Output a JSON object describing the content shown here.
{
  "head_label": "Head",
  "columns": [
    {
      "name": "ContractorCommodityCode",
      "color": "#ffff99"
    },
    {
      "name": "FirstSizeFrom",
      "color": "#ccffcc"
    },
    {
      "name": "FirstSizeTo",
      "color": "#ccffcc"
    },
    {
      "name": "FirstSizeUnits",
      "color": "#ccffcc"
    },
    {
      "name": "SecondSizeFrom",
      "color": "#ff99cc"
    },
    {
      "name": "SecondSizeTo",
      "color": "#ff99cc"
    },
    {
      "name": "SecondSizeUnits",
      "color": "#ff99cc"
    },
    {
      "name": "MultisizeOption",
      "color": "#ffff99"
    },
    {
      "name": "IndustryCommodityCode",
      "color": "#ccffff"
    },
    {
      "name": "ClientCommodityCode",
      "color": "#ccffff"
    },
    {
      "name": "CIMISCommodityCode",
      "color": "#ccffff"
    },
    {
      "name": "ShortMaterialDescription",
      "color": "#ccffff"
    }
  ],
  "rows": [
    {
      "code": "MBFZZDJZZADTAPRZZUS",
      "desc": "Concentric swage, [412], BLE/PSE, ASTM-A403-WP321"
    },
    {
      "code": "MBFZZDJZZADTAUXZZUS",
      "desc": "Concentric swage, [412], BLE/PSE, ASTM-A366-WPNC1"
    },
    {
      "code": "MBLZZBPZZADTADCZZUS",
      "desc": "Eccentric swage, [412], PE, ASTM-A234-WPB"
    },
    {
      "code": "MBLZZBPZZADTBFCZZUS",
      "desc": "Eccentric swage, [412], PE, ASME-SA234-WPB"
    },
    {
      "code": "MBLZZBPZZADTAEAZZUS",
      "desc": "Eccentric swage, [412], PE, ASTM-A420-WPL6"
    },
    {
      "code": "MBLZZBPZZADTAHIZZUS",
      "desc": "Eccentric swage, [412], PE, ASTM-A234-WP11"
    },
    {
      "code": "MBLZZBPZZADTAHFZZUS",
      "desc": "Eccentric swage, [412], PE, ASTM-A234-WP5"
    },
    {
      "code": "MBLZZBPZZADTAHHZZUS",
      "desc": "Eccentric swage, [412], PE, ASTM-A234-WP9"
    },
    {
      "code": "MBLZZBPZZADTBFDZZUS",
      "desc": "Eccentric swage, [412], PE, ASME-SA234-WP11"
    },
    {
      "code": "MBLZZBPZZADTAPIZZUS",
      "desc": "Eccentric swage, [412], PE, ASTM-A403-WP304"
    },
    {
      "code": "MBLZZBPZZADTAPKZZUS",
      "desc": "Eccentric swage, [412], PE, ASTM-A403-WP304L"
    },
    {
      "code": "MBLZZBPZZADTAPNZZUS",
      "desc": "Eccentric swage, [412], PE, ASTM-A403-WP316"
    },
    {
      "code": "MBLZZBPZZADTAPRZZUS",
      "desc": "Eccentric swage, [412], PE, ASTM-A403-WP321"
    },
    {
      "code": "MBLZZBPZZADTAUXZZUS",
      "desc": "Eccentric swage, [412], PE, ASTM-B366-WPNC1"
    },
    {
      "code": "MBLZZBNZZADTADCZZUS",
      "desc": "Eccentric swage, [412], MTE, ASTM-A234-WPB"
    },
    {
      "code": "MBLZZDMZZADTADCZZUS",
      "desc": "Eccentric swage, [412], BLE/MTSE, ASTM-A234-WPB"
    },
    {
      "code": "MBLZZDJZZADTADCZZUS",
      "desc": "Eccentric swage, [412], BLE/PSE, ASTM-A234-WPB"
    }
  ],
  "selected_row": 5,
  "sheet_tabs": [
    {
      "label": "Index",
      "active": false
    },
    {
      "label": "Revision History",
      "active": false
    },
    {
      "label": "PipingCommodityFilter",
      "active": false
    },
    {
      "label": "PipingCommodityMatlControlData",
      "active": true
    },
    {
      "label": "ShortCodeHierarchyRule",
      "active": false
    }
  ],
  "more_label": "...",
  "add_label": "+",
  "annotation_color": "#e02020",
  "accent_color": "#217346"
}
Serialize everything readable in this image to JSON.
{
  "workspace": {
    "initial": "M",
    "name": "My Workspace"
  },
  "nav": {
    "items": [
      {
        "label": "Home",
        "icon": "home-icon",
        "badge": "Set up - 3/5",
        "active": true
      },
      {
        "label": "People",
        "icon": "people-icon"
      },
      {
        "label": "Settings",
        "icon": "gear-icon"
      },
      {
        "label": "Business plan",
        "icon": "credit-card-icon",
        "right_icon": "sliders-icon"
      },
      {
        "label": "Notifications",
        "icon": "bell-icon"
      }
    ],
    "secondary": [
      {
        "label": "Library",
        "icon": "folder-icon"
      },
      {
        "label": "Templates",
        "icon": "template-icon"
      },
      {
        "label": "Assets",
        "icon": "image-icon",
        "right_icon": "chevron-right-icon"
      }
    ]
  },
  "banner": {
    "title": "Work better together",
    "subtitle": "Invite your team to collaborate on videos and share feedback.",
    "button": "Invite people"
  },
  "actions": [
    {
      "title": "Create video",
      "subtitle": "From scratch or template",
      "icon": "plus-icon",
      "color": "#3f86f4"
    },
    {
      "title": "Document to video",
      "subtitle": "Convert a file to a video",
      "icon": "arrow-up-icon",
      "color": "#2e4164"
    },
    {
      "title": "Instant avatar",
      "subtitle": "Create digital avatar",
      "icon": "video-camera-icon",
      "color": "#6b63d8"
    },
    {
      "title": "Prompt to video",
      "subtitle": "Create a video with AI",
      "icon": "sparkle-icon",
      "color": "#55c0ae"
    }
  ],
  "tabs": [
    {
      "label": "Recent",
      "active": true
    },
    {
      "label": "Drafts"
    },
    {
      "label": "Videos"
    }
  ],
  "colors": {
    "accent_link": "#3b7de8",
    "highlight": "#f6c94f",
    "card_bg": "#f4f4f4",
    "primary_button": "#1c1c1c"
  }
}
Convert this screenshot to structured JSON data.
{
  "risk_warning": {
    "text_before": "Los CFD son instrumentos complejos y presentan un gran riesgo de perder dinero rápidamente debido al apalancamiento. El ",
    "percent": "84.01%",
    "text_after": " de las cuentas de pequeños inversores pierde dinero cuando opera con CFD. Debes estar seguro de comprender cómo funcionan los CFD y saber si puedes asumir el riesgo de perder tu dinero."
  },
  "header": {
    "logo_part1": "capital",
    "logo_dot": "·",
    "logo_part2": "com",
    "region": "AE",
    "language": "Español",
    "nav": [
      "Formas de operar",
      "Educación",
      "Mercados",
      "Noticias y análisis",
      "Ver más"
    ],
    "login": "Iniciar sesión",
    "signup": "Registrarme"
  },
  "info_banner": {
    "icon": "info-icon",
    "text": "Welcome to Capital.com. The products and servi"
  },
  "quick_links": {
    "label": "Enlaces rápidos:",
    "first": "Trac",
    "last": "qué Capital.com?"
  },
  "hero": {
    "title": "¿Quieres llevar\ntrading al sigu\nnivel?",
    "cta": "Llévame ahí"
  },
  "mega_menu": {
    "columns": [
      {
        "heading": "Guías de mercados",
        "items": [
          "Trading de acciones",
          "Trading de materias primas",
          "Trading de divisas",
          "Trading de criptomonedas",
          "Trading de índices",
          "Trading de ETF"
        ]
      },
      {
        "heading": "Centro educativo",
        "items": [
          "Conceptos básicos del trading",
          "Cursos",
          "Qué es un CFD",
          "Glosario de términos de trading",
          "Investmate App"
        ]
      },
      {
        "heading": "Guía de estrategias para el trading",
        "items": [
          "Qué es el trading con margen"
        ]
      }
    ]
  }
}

What the task requires: The entries above should be repeated exactly, every one of them.

Exercise output:
Output a JSON object describing the content shown here.
{
  "head_label": "Head",
  "columns": [
    {
      "name": "ContractorCommodityCode",
      "color": "#ffff99"
    },
    {
      "name": "FirstSizeFrom",
      "color": "#ccffcc"
    },
    {
      "name": "FirstSizeTo",
      "color": "#ccffcc"
    },
    {
      "name": "FirstSizeUnits",
      "color": "#ccffcc"
    },
    {
      "name": "SecondSizeFrom",
      "color": "#ff99cc"
    },
    {
      "name": "SecondSizeTo",
      "color": "#ff99cc"
    },
    {
      "name": "SecondSizeUnits",
      "color": "#ff99cc"
    },
    {
      "name": "MultisizeOption",
      "color": "#ffff99"
    },
    {
      "name": "IndustryCommodityCode",
      "color": "#ccffff"
    },
    {
      "name": "ClientCommodityCode",
      "color": "#ccffff"
    },
    {
      "name": "CIMISCommodityCode",
      "color": "#ccffff"
    },
    {
      "name": "ShortMaterialDescription",
      "color": "#ccffff"
    }
  ],
  "rows": [
    {
      "code": "MBFZZDJZZADTAPRZZUS",
      "desc": "Concentric swage, [412], BLE/PSE, ASTM-A403-WP321"
    },
    {
      "code": "MBFZZDJZZADTAUXZZUS",
      "desc": "Concentric swage, [412], BLE/PSE, ASTM-A366-WPNC1"
    },
    {
      "code": "MBLZZBPZZADTADCZZUS",
      "desc": "Eccentric swage, [412], PE, ASTM-A234-WPB"
    },
    {
      "code": "MBLZZBPZZADTBFCZZUS",
      "desc": "Eccentric swage, [412], PE, ASME-SA234-WPB"
    },
    {
      "code": "MBLZZBPZZADTAEAZZUS",
      "desc": "Eccentric swage, [412], PE, ASTM-A420-WPL6"
    },
    {
      "code": "MBLZZBPZZADTAHIZZUS",
      "desc": "Eccentric swage, [412], PE, ASTM-A234-WP11"
    },
    {
      "code": "MBLZZBPZZADTAHFZZUS",
      "desc": "Eccentric swage, [412], PE, ASTM-A234-WP5"
    },
    {
      "code": "MBLZZBPZZADTAHHZZUS",
      "desc": "Eccentric swage, [412], PE, ASTM-A234-WP9"
    },
    {
      "code": "MBLZZBPZZADTBFDZZUS",
      "desc": "Eccentric swage, [412], PE, ASME-SA234-WP11"
    },
    {
      "code": "MBLZZBPZZADTAPIZZUS",
      "desc": "Eccentric swage, [412], PE, ASTM-A403-WP304"
    },
    {
      "code": "MBLZZBPZZADTAPKZZUS",
      "desc": "Eccentric swage, [412], PE, ASTM-A403-WP304L"
    },
    {
      "code": "MBLZZBPZZADTAPNZZUS",
      "desc": "Eccentric swage, [412], PE, ASTM-A403-WP316"
    },
    {
      "code": "MBLZZBPZZADTAPRZZUS",
      "desc": "Eccentric swage, [412], PE, ASTM-A403-WP321"
    },
    {
      "code": "MBLZZBPZZADTAUXZZUS",
      "desc": "Eccentric swage, [412], PE, ASTM-B366-WPNC1"
    },
    {
      "code": "MBLZZBNZZADTADCZZUS",
      "desc": "Eccentric swage, [412], MTE, ASTM-A234-WPB"
    },
    {
      "code": "MBLZZDMZZADTADCZZUS",
      "desc": "Eccentric swage, [412], BLE/MTSE, ASTM-A234-WPB"
    },
    {
      "code": "MBLZZDJZZADTADCZZUS",
      "desc": "Eccentric swage, [412], BLE/PSE, ASTM-A234-WPB"
    }
  ],
  "selected_row": 5,
  "sheet_tabs": [
    {
      "label": "Index",
      "active": false
    },
    {
      "label": "Revision History",
      "active": false
    },
    {
      "label": "PipingCommodityFilter",
      "active": false
    },
    {
      "label": "PipingCommodityMatlControlData",
      "active": true
    },
    {
      "label": "ShortCodeHierarchyRule",
      "active": false
    }
  ],
  "more_label": "...",
  "add_label": "+",
  "annotation_color": "#e02020",
  "accent_color": "#217346"
}
Serialize everything readable in this image to JSON.
{
  "workspace": {
    "initial": "M",
    "name": "My Workspace"
  },
  "nav": {
    "items": [
      {
        "label": "Home",
        "icon": "home-icon",
        "badge": "Set up - 3/5",
        "active": true
      },
      {
        "label": "People",
        "icon": "people-icon"
      },
      {
        "label": "Settings",
        "icon": "gear-icon"
      },
      {
        "label": "Business plan",
        "icon": "credit-card-icon",
        "right_icon": "sliders-icon"
      },
      {
        "label": "Notifications",
        "icon": "bell-icon"
      }
    ],
    "secondary": [
      {
        "label": "Library",
        "icon": "folder-icon"
      },
      {
        "label": "Templates",
        "icon": "template-icon"
      },
      {
        "label": "Assets",
        "icon": "image-icon",
        "right_icon": "chevron-right-icon"
      }
    ]
  },
  "banner": {
    "title": "Work better together",
    "subtitle": "Invite your team to collaborate on videos and share feedback.",
    "button": "Invite people"
  },
  "actions": [
    {
      "title": "Create video",
      "subtitle": "From scratch or template",
      "icon": "plus-icon",
      "color": "#3f86f4"
    },
    {
      "title": "Document to video",
      "subtitle": "Convert a file to a video",
      "icon": "arrow-up-icon",
      "color": "#2e4164"
    },
    {
      "title": "Instant avatar",
      "subtitle": "Create digital avatar",
      "icon": "video-camera-icon",
      "color": "#6b63d8"
    },
    {
      "title": "Prompt to video",
      "subtitle": "Create a video with AI",
      "icon": "sparkle-icon",
      "color": "#55c0ae"
    }
  ],
  "tabs": [
    {
      "label": "Recent",
      "active": true
    },
    {
      "label": "Drafts"
    },
    {
      "label": "Videos"
    }
  ],
  "colors": {
    "accent_link": "#3b7de8",
    "highlight": "#f6c94f",
    "card_bg": "#f4f4f4",
    "primary_button": "#1c1c1c"
  }
}
Convert this screenshot to structured JSON data.
{
  "risk_warning": {
    "text_before": "Los CFD son instrumentos complejos y presentan un gran riesgo de perder dinero rápidamente debido al apalancamiento. El ",
    "percent": "84.01%",
    "text_after": " de las cuentas de pequeños inversores pierde dinero cuando opera con CFD. Debes estar seguro de comprender cómo funcionan los CFD y saber si puedes asumir el riesgo de perder tu dinero."
  },
  "header": {
    "logo_part1": "capital",
    "logo_dot": "·",
    "logo_part2": "com",
    "region": "AE",
    "language": "Español",
    "nav": [
      "Formas de operar",
      "Educación",
      "Mercados",
      "Noticias y análisis",
      "Ver más"
    ],
    "login": "Iniciar sesión",
    "signup": "Registrarme"
  },
  "info_banner": {
    "icon": "info-icon",
    "text": "Welcome to Capital.com. The products and servi"
  },
  "quick_links": {
    "label": "Enlaces rápidos:",
    "first": "Trac",
    "last": "qué Capital.com?"
  },
  "hero": {
    "title": "¿Quieres llevar\ntrading al sigu\nnivel?",
    "cta": "Llévame ahí"
  },
  "mega_menu": {
    "columns": [
      {
        "heading": "Guías de mercados",
        "items": [
          "Trading de acciones",
          "Trading de materias primas",
          "Trading de divisas",
          "Trading de criptomonedas",
          "Trading de índices",
          "Trading de ETF"
        ]
      },
      {
        "heading": "Centro educativo",
        "items": [
          "Conceptos básicos del trading",
          "Cursos",
          "Qué es un CFD",
          "Glosario de términos de trading",
          "Investmate App"
        ]
      },
      {
        "heading": "Guía de estrategias para el trading",
        "items": [
          "Qué es el trading con margen"
        ]
      }
    ]
  }
}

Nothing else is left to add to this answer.